■ WRITTEN PROBLEM
Transcribe the records below exactly as they appear, omitting any pictures.

^^^^^^^^

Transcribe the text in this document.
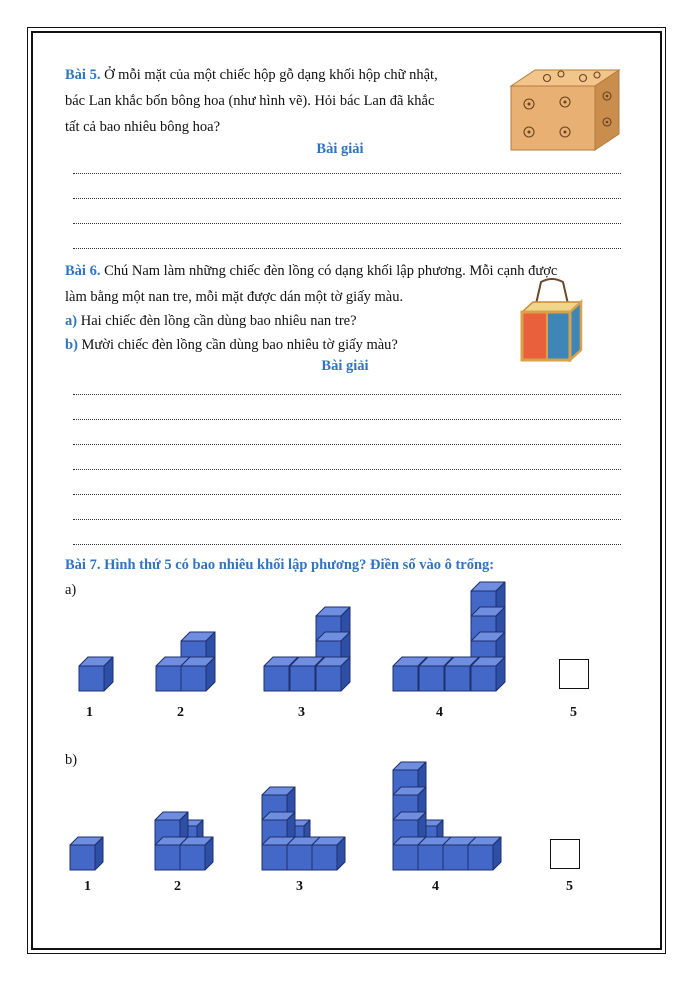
Bài 5. Ở mỗi mặt của một chiếc hộp gỗ dạng khối hộp chữ nhật,
bác Lan khắc bốn bông hoa (như hình vẽ). Hỏi bác Lan đã khắc
tất cả bao nhiêu bông hoa?
Bài giải
Bài 6. Chú Nam làm những chiếc đèn lồng có dạng khối lập phương. Mỗi cạnh được
làm bằng một nan tre, mỗi mặt được dán một tờ giấy màu.
a) Hai chiếc đèn lồng cần dùng bao nhiêu nan tre?
b) Mười chiếc đèn lồng cần dùng bao nhiêu tờ giấy màu?
Bài giải
Bài 7. Hình thứ 5 có bao nhiêu khối lập phương? Điền số vào ô trống:
a)
1	2	3	4	5
b)
1	2	3	4	5
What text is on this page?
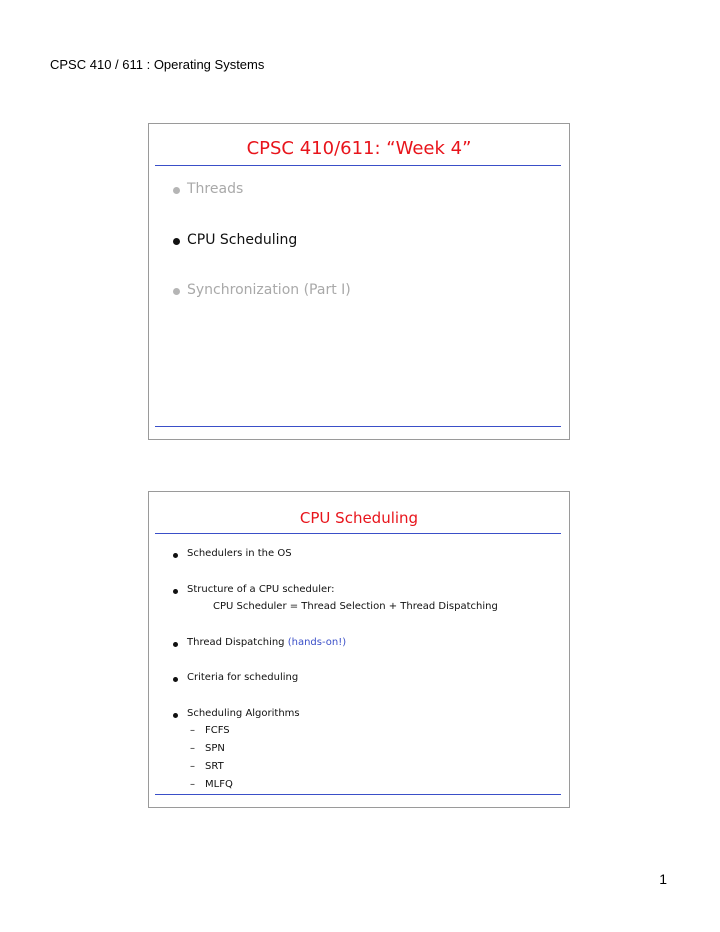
CPSC 410 / 611 : Operating Systems
CPSC 410/611: “Week 4”
Threads
CPU Scheduling
Synchronization (Part I)
CPU Scheduling
Schedulers in the OS
Structure of a CPU scheduler:
CPU Scheduler = Thread Selection + Thread Dispatching
Thread Dispatching (hands-on!)
Criteria for scheduling
Scheduling Algorithms
– FCFS
– SPN
– SRT
– MLFQ
1
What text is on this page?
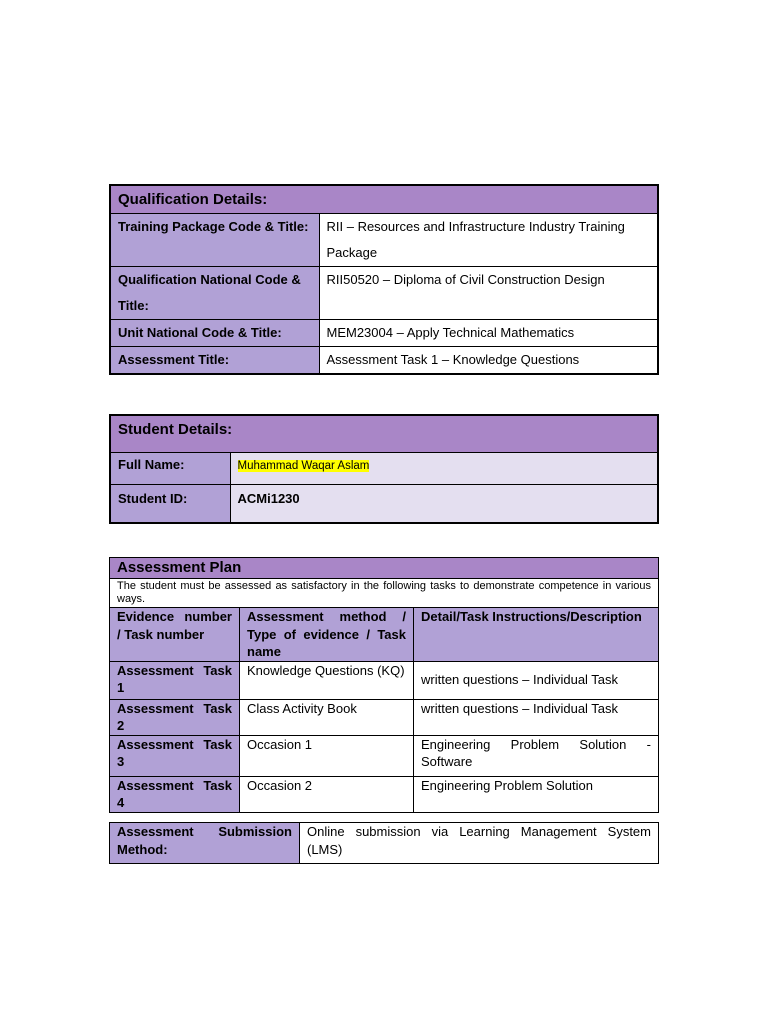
Qualification Details:	
Training Package Code & Title:	RII – Resources and Infrastructure Industry Training Package
Qualification National Code & Title:	RII50520 – Diploma of Civil Construction Design
Unit National Code & Title:	MEM23004 – Apply Technical Mathematics
Assessment Title:	Assessment Task 1 – Knowledge Questions
Student Details:	
Full Name:	Muhammad Waqar Aslam
Student ID:	ACMi1230
Assessment Plan		
The student must be assessed as satisfactory in the following tasks to demonstrate competence in various ways.		
Evidence number / Task number	Assessment method / Type of evidence / Task name	Detail/Task Instructions/Description
Assessment Task 1	Knowledge Questions (KQ)	written questions – Individual Task
Assessment Task 2	Class Activity Book	written questions – Individual Task
Assessment Task 3	Occasion 1	Engineering Problem Solution - Software
Assessment Task 4	Occasion 2	Engineering Problem Solution
Assessment Submission Method:	Online submission via Learning Management System (LMS)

^^^^^^^^

■ ANSWER BELOW
Transcribe the text in this document.
Bài 5. Ở mỗi mặt của một chiếc hộp gỗ dạng khối hộp chữ nhật,
bác Lan khắc bốn bông hoa (như hình vẽ). Hỏi bác Lan đã khắc
tất cả bao nhiêu bông hoa?
Bài giải
Bài 6. Chú Nam làm những chiếc đèn lồng có dạng khối lập phương. Mỗi cạnh được
làm bằng một nan tre, mỗi mặt được dán một tờ giấy màu.
a) Hai chiếc đèn lồng cần dùng bao nhiêu nan tre?
b) Mười chiếc đèn lồng cần dùng bao nhiêu tờ giấy màu?
Bài giải
Bài 7. Hình thứ 5 có bao nhiêu khối lập phương? Điền số vào ô trống:
a)
1	2	3	4	5
b)
1	2	3	4	5
What text is on this page?
CPSC 410 / 611 : Operating Systems
CPSC 410/611: “Week 4”
Threads
CPU Scheduling
Synchronization (Part I)
CPU Scheduling
Schedulers in the OS
Structure of a CPU scheduler:
CPU Scheduler = Thread Selection + Thread Dispatching
Thread Dispatching (hands-on!)
Criteria for scheduling
Scheduling Algorithms
– FCFS
– SPN
– SRT
– MLFQ
1
What text is on this page?
Qualification Details:	
Training Package Code & Title:	RII – Resources and Infrastructure Industry Training Package
Qualification National Code & Title:	RII50520 – Diploma of Civil Construction Design
Unit National Code & Title:	MEM23004 – Apply Technical Mathematics
Assessment Title:	Assessment Task 1 – Knowledge Questions
Student Details:	
Full Name:	Muhammad Waqar Aslam
Student ID:	ACMi1230
Assessment Plan		
The student must be assessed as satisfactory in the following tasks to demonstrate competence in various ways.		
Evidence number / Task number	Assessment method / Type of evidence / Task name	Detail/Task Instructions/Description
Assessment Task 1	Knowledge Questions (KQ)	written questions – Individual Task
Assessment Task 2	Class Activity Book	written questions – Individual Task
Assessment Task 3	Occasion 1	Engineering Problem Solution - Software
Assessment Task 4	Occasion 2	Engineering Problem Solution
Assessment Submission Method:	Online submission via Learning Management System (LMS)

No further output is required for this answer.